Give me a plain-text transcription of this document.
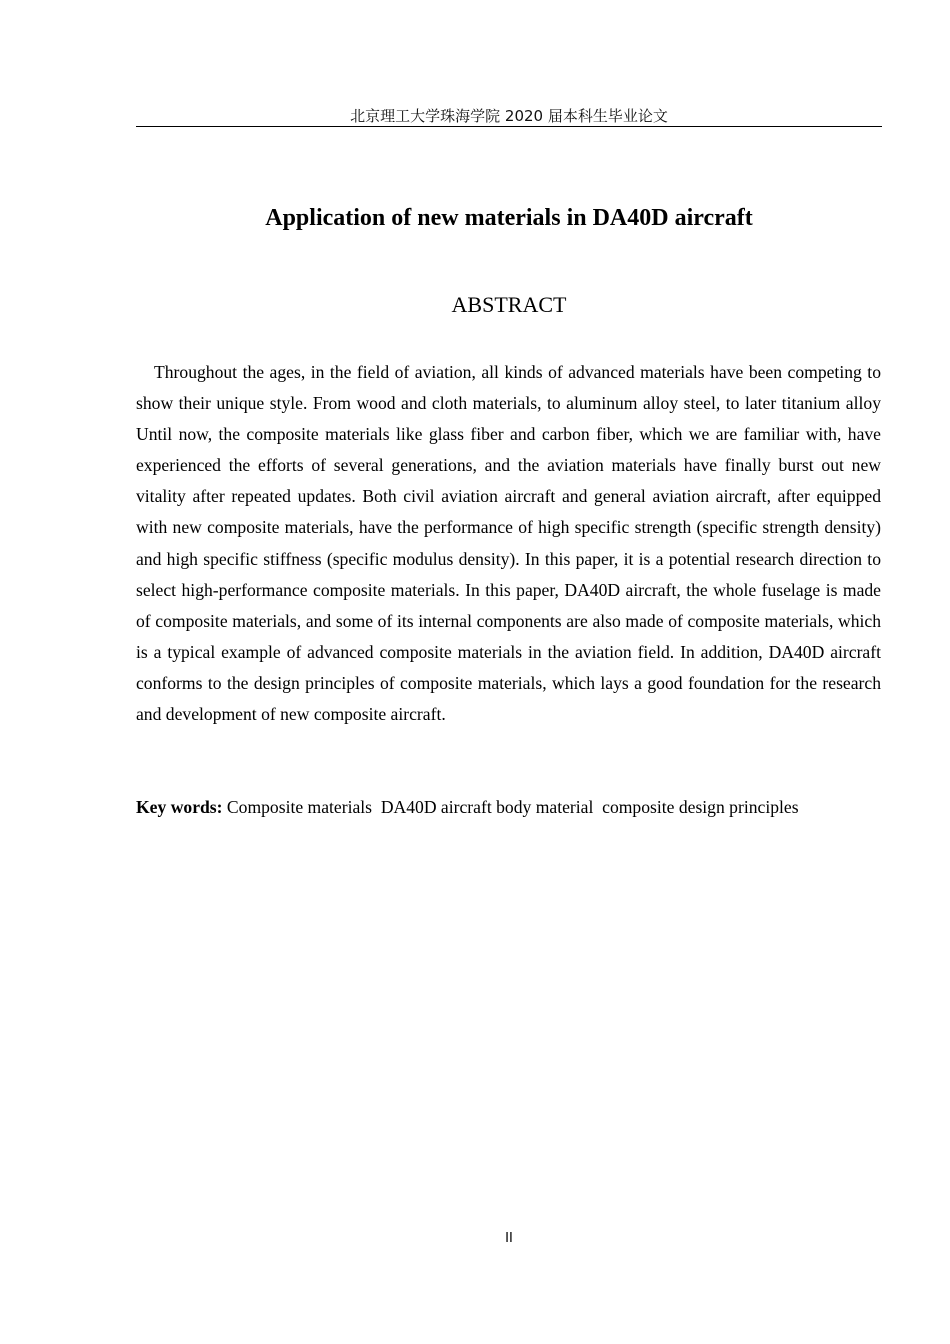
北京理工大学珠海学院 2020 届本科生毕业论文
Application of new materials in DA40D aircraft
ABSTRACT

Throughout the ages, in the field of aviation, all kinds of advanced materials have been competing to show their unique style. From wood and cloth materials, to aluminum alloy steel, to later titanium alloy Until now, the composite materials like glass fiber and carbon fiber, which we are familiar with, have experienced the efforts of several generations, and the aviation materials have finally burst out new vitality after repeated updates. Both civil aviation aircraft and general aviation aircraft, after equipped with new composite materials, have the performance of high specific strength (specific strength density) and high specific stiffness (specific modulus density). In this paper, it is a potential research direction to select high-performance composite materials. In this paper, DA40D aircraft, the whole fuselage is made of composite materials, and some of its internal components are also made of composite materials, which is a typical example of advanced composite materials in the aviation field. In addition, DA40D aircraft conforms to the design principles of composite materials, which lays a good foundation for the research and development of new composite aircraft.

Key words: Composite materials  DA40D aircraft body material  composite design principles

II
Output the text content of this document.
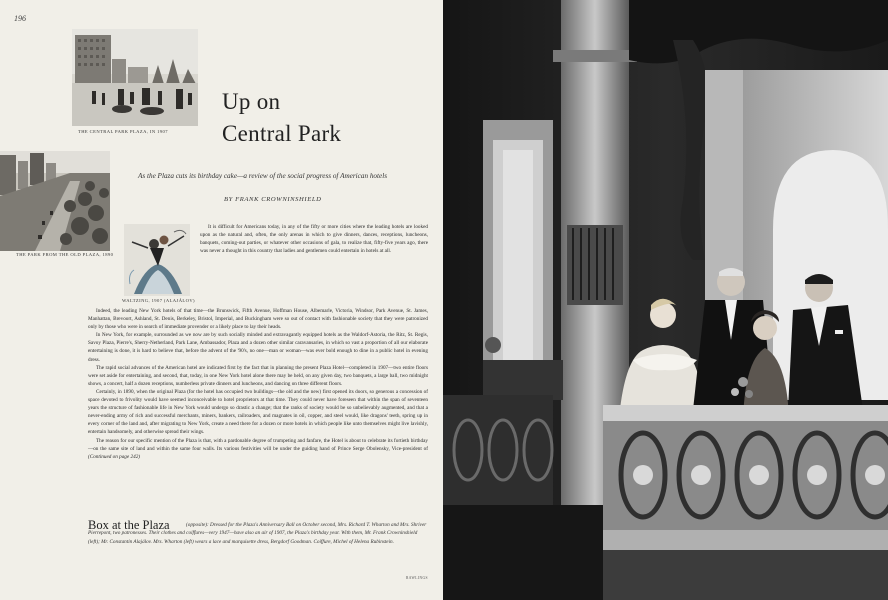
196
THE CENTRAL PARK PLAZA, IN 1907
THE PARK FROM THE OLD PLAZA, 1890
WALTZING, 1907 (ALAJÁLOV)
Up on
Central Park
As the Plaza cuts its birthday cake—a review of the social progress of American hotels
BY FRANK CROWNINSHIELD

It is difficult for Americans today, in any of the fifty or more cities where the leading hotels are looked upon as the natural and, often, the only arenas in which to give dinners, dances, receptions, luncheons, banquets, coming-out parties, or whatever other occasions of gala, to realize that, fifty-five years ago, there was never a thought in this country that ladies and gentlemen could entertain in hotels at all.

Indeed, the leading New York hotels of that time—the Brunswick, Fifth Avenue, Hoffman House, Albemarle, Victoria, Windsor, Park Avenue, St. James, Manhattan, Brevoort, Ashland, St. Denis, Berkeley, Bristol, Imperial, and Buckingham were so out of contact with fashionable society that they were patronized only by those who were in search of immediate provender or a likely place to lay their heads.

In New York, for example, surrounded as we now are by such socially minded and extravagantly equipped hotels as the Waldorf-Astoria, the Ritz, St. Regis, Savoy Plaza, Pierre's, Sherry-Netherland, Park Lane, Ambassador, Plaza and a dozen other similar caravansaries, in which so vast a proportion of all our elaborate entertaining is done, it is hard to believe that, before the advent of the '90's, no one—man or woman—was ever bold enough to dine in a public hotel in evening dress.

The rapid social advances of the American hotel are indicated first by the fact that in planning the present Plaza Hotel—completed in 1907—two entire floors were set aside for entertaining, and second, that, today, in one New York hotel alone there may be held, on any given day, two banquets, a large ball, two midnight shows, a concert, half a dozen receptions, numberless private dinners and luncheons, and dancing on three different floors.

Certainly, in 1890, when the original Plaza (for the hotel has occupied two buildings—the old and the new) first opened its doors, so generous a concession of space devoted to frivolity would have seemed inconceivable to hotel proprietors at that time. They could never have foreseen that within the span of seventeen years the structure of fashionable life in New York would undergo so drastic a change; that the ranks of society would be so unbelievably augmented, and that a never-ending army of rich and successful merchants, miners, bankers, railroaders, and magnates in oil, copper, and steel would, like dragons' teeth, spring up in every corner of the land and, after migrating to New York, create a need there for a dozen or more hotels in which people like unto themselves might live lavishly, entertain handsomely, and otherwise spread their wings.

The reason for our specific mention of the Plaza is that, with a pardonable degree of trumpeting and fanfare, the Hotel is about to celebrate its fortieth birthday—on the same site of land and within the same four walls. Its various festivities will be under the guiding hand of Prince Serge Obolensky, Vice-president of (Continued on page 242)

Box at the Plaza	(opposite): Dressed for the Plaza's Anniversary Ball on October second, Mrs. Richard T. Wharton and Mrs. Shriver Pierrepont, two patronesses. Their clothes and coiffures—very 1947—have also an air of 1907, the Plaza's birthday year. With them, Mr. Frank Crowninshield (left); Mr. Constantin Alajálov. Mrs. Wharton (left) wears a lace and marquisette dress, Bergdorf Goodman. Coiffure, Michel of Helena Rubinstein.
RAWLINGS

> **What is expected**
Make an exact copy of the records shown above, without the pictures.

> **Response for this exercise**
Give me a plain-text transcription of this document.
北京理工大学珠海学院 2020 届本科生毕业论文
Application of new materials in DA40D aircraft
ABSTRACT

Throughout the ages, in the field of aviation, all kinds of advanced materials have been competing to show their unique style. From wood and cloth materials, to aluminum alloy steel, to later titanium alloy Until now, the composite materials like glass fiber and carbon fiber, which we are familiar with, have experienced the efforts of several generations, and the aviation materials have finally burst out new vitality after repeated updates. Both civil aviation aircraft and general aviation aircraft, after equipped with new composite materials, have the performance of high specific strength (specific strength density) and high specific stiffness (specific modulus density). In this paper, it is a potential research direction to select high-performance composite materials. In this paper, DA40D aircraft, the whole fuselage is made of composite materials, and some of its internal components are also made of composite materials, which is a typical example of advanced composite materials in the aviation field. In addition, DA40D aircraft conforms to the design principles of composite materials, which lays a good foundation for the research and development of new composite aircraft.

Key words: Composite materials  DA40D aircraft body material  composite design principles

II
Output the text content of this document.
196
THE CENTRAL PARK PLAZA, IN 1907
THE PARK FROM THE OLD PLAZA, 1890
WALTZING, 1907 (ALAJÁLOV)
Up on
Central Park
As the Plaza cuts its birthday cake—a review of the social progress of American hotels
BY FRANK CROWNINSHIELD

It is difficult for Americans today, in any of the fifty or more cities where the leading hotels are looked upon as the natural and, often, the only arenas in which to give dinners, dances, receptions, luncheons, banquets, coming-out parties, or whatever other occasions of gala, to realize that, fifty-five years ago, there was never a thought in this country that ladies and gentlemen could entertain in hotels at all.

Indeed, the leading New York hotels of that time—the Brunswick, Fifth Avenue, Hoffman House, Albemarle, Victoria, Windsor, Park Avenue, St. James, Manhattan, Brevoort, Ashland, St. Denis, Berkeley, Bristol, Imperial, and Buckingham were so out of contact with fashionable society that they were patronized only by those who were in search of immediate provender or a likely place to lay their heads.

In New York, for example, surrounded as we now are by such socially minded and extravagantly equipped hotels as the Waldorf-Astoria, the Ritz, St. Regis, Savoy Plaza, Pierre's, Sherry-Netherland, Park Lane, Ambassador, Plaza and a dozen other similar caravansaries, in which so vast a proportion of all our elaborate entertaining is done, it is hard to believe that, before the advent of the '90's, no one—man or woman—was ever bold enough to dine in a public hotel in evening dress.

The rapid social advances of the American hotel are indicated first by the fact that in planning the present Plaza Hotel—completed in 1907—two entire floors were set aside for entertaining, and second, that, today, in one New York hotel alone there may be held, on any given day, two banquets, a large ball, two midnight shows, a concert, half a dozen receptions, numberless private dinners and luncheons, and dancing on three different floors.

Certainly, in 1890, when the original Plaza (for the hotel has occupied two buildings—the old and the new) first opened its doors, so generous a concession of space devoted to frivolity would have seemed inconceivable to hotel proprietors at that time. They could never have foreseen that within the span of seventeen years the structure of fashionable life in New York would undergo so drastic a change; that the ranks of society would be so unbelievably augmented, and that a never-ending army of rich and successful merchants, miners, bankers, railroaders, and magnates in oil, copper, and steel would, like dragons' teeth, spring up in every corner of the land and, after migrating to New York, create a need there for a dozen or more hotels in which people like unto themselves might live lavishly, entertain handsomely, and otherwise spread their wings.

The reason for our specific mention of the Plaza is that, with a pardonable degree of trumpeting and fanfare, the Hotel is about to celebrate its fortieth birthday—on the same site of land and within the same four walls. Its various festivities will be under the guiding hand of Prince Serge Obolensky, Vice-president of (Continued on page 242)

Box at the Plaza	(opposite): Dressed for the Plaza's Anniversary Ball on October second, Mrs. Richard T. Wharton and Mrs. Shriver Pierrepont, two patronesses. Their clothes and coiffures—very 1947—have also an air of 1907, the Plaza's birthday year. With them, Mr. Frank Crowninshield (left); Mr. Constantin Alajálov. Mrs. Wharton (left) wears a lace and marquisette dress, Bergdorf Goodman. Coiffure, Michel of Helena Rubinstein.
RAWLINGS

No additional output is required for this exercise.